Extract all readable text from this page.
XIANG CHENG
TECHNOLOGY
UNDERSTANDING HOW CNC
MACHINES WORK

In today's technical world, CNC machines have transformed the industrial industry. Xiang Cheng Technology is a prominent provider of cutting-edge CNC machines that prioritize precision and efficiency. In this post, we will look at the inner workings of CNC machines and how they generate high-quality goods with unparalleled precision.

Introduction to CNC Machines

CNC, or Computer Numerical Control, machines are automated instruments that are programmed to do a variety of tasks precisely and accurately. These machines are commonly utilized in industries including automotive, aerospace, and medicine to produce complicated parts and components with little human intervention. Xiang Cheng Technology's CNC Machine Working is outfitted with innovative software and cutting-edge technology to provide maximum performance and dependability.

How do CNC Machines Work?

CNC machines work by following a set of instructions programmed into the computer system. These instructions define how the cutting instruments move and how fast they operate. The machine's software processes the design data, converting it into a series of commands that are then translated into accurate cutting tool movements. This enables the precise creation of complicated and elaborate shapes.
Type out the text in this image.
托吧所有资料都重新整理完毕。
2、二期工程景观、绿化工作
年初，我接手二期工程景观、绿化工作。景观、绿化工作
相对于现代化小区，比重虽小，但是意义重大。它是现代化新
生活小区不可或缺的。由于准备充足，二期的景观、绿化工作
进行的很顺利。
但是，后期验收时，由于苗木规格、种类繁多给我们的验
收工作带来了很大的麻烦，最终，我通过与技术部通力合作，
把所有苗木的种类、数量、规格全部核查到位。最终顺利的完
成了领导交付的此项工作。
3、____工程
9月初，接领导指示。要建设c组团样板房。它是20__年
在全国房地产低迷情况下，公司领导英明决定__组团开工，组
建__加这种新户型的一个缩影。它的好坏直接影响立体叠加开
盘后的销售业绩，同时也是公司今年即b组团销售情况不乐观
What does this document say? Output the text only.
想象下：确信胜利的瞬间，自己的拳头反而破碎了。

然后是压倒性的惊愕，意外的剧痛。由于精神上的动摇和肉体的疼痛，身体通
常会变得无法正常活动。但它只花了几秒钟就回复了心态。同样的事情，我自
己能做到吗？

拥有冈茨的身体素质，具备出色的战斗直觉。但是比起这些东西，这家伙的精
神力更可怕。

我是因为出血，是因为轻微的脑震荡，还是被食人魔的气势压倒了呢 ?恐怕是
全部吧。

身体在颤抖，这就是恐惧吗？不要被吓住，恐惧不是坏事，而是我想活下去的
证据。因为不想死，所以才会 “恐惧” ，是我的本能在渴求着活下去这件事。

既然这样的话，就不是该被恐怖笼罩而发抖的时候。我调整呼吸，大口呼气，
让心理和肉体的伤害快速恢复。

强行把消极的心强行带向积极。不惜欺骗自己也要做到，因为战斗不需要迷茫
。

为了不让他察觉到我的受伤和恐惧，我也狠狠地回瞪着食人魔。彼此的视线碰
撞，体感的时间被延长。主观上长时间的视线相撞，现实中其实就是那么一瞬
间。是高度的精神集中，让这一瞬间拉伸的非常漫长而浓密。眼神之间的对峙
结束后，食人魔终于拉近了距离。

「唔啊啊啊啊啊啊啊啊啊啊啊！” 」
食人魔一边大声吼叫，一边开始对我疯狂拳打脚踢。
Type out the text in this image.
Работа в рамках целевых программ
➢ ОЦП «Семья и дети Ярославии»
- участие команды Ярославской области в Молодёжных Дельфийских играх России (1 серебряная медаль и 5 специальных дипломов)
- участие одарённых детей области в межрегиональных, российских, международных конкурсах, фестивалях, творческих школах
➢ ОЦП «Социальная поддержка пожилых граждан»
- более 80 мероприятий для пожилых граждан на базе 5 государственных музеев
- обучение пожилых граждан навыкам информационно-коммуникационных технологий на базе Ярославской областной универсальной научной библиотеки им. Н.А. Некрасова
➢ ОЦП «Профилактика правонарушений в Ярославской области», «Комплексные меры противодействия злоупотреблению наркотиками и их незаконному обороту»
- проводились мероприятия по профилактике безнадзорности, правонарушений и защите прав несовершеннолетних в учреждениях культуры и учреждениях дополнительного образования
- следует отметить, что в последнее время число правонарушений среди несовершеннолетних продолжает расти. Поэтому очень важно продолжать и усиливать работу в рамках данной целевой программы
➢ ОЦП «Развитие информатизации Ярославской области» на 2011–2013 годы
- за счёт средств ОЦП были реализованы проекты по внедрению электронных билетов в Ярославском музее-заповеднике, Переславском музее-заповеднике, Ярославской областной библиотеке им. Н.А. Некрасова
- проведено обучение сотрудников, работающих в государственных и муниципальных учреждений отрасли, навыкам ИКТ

Prompt =
Which lines contain "участие"? Copy each of them out.

Task output =
- участие команды Ярославской области в Молодёжных Дельфийских играх России (1 серебряная медаль и 5 специальных дипломов)
- участие одарённых детей области в межрегиональных, российских, международных конкурсах, фестивалях, творческих школах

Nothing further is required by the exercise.